■ **DIRECTIONS**:
List all lines in the material below that contain "name".

# # # # # # #

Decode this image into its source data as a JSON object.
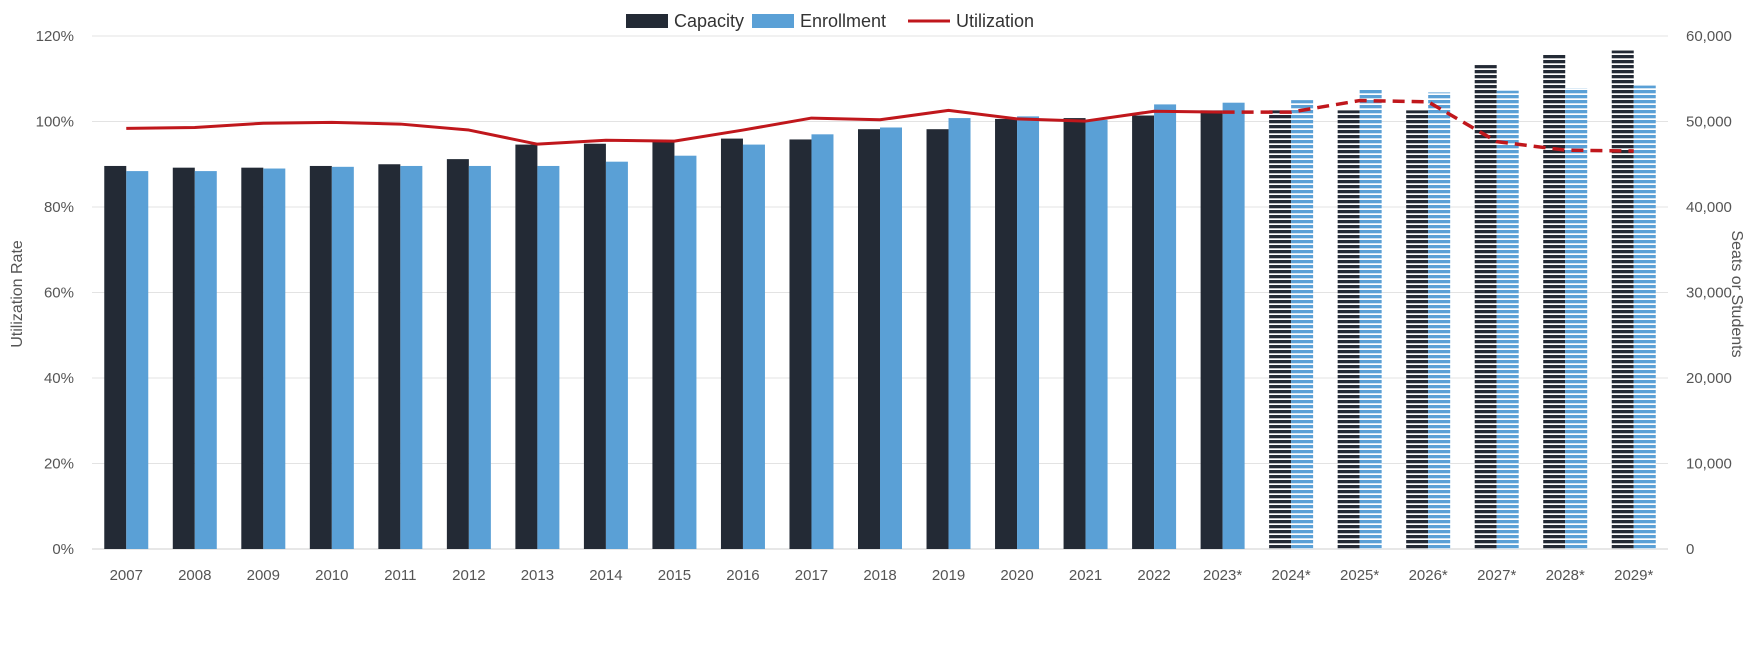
{
  "chart_data": {
    "type": "bar",
    "categories": [
      "2007",
      "2008",
      "2009",
      "2010",
      "2011",
      "2012",
      "2013",
      "2014",
      "2015",
      "2016",
      "2017",
      "2018",
      "2019",
      "2020",
      "2021",
      "2022",
      "2023*",
      "2024*",
      "2025*",
      "2026*",
      "2027*",
      "2028*",
      "2029*"
    ],
    "projected_from_index": 17,
    "series": [
      {
        "name": "Capacity",
        "type": "bar",
        "axis": "right",
        "color": "#232a35",
        "values": [
          44800,
          44600,
          44600,
          44800,
          45000,
          45600,
          47300,
          47400,
          47700,
          48000,
          47900,
          49100,
          49100,
          50300,
          50400,
          50700,
          51300,
          51300,
          51300,
          51300,
          56600,
          57800,
          58300
        ]
      },
      {
        "name": "Enrollment",
        "type": "bar",
        "axis": "right",
        "color": "#5aa0d6",
        "values": [
          44200,
          44200,
          44500,
          44700,
          44800,
          44800,
          44800,
          45300,
          46000,
          47300,
          48500,
          49300,
          50400,
          50600,
          50200,
          52000,
          52200,
          52500,
          53700,
          53400,
          53600,
          53900,
          54200
        ]
      },
      {
        "name": "Utilization",
        "type": "line",
        "axis": "left",
        "color": "#c0171c",
        "values": [
          98.4,
          98.6,
          99.6,
          99.8,
          99.4,
          98.0,
          94.7,
          95.6,
          95.4,
          98.0,
          100.8,
          100.4,
          102.6,
          100.6,
          100.1,
          102.4,
          102.2,
          102.2,
          104.9,
          104.6,
          95.3,
          93.3,
          93.1
        ]
      }
    ],
    "left_axis": {
      "label": "Utilization Rate",
      "min": 0,
      "max": 120,
      "ticks": [
        0,
        20,
        40,
        60,
        80,
        100,
        120
      ],
      "tick_labels": [
        "0%",
        "20%",
        "40%",
        "60%",
        "80%",
        "100%",
        "120%"
      ]
    },
    "right_axis": {
      "label": "Seats or Students",
      "min": 0,
      "max": 60000,
      "ticks": [
        0,
        10000,
        20000,
        30000,
        40000,
        50000,
        60000
      ],
      "tick_labels": [
        "0",
        "10,000",
        "20,000",
        "30,000",
        "40,000",
        "50,000",
        "60,000"
      ]
    },
    "grid": "horizontal",
    "legend": {
      "position": "top-center",
      "items": [
        "Capacity",
        "Enrollment",
        "Utilization"
      ]
    },
    "title": ""
  }
}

# # # # # # #

■ **THE RESULT**:
        "name": "Capacity",
        "name": "Enrollment",
        "name": "Utilization",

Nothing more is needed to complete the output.